▶ Prompt: Repeat, exactly and completely, the entries shown underneath.

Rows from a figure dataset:
**********

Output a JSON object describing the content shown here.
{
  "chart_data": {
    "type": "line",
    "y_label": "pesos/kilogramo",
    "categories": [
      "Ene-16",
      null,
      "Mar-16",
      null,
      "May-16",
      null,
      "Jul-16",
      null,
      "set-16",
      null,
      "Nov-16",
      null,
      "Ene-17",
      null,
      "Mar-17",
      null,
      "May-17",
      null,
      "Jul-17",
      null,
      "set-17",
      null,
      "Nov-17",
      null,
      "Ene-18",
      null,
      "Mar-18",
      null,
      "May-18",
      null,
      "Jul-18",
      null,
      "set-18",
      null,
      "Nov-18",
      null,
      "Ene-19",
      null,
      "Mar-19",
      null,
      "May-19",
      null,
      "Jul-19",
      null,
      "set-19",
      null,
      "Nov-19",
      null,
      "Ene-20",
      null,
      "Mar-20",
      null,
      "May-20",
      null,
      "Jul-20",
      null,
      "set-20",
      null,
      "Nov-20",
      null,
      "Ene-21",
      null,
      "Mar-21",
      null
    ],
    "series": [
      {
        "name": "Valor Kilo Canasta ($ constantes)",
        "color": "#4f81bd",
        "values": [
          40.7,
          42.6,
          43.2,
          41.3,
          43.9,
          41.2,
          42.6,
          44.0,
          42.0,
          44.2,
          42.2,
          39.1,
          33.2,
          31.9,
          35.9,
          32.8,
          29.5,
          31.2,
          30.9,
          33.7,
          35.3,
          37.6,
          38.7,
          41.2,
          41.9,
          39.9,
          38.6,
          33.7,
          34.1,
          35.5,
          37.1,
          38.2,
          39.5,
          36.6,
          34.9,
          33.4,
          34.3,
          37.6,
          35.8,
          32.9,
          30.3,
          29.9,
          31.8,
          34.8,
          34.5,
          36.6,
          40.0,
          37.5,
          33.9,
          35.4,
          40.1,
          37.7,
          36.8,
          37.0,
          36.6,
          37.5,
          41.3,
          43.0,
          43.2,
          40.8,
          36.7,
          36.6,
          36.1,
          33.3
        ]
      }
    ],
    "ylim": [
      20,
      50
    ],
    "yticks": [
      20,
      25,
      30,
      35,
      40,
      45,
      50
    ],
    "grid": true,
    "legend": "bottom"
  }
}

**********

▶ Result for this exercise:
Output a JSON object describing the content shown here.
{
  "chart_data": {
    "type": "line",
    "y_label": "pesos/kilogramo",
    "categories": [
      "Ene-16",
      null,
      "Mar-16",
      null,
      "May-16",
      null,
      "Jul-16",
      null,
      "set-16",
      null,
      "Nov-16",
      null,
      "Ene-17",
      null,
      "Mar-17",
      null,
      "May-17",
      null,
      "Jul-17",
      null,
      "set-17",
      null,
      "Nov-17",
      null,
      "Ene-18",
      null,
      "Mar-18",
      null,
      "May-18",
      null,
      "Jul-18",
      null,
      "set-18",
      null,
      "Nov-18",
      null,
      "Ene-19",
      null,
      "Mar-19",
      null,
      "May-19",
      null,
      "Jul-19",
      null,
      "set-19",
      null,
      "Nov-19",
      null,
      "Ene-20",
      null,
      "Mar-20",
      null,
      "May-20",
      null,
      "Jul-20",
      null,
      "set-20",
      null,
      "Nov-20",
      null,
      "Ene-21",
      null,
      "Mar-21",
      null
    ],
    "series": [
      {
        "name": "Valor Kilo Canasta ($ constantes)",
        "color": "#4f81bd",
        "values": [
          40.7,
          42.6,
          43.2,
          41.3,
          43.9,
          41.2,
          42.6,
          44.0,
          42.0,
          44.2,
          42.2,
          39.1,
          33.2,
          31.9,
          35.9,
          32.8,
          29.5,
          31.2,
          30.9,
          33.7,
          35.3,
          37.6,
          38.7,
          41.2,
          41.9,
          39.9,
          38.6,
          33.7,
          34.1,
          35.5,
          37.1,
          38.2,
          39.5,
          36.6,
          34.9,
          33.4,
          34.3,
          37.6,
          35.8,
          32.9,
          30.3,
          29.9,
          31.8,
          34.8,
          34.5,
          36.6,
          40.0,
          37.5,
          33.9,
          35.4,
          40.1,
          37.7,
          36.8,
          37.0,
          36.6,
          37.5,
          41.3,
          43.0,
          43.2,
          40.8,
          36.7,
          36.6,
          36.1,
          33.3
        ]
      }
    ],
    "ylim": [
      20,
      50
    ],
    "yticks": [
      20,
      25,
      30,
      35,
      40,
      45,
      50
    ],
    "grid": true,
    "legend": "bottom"
  }
}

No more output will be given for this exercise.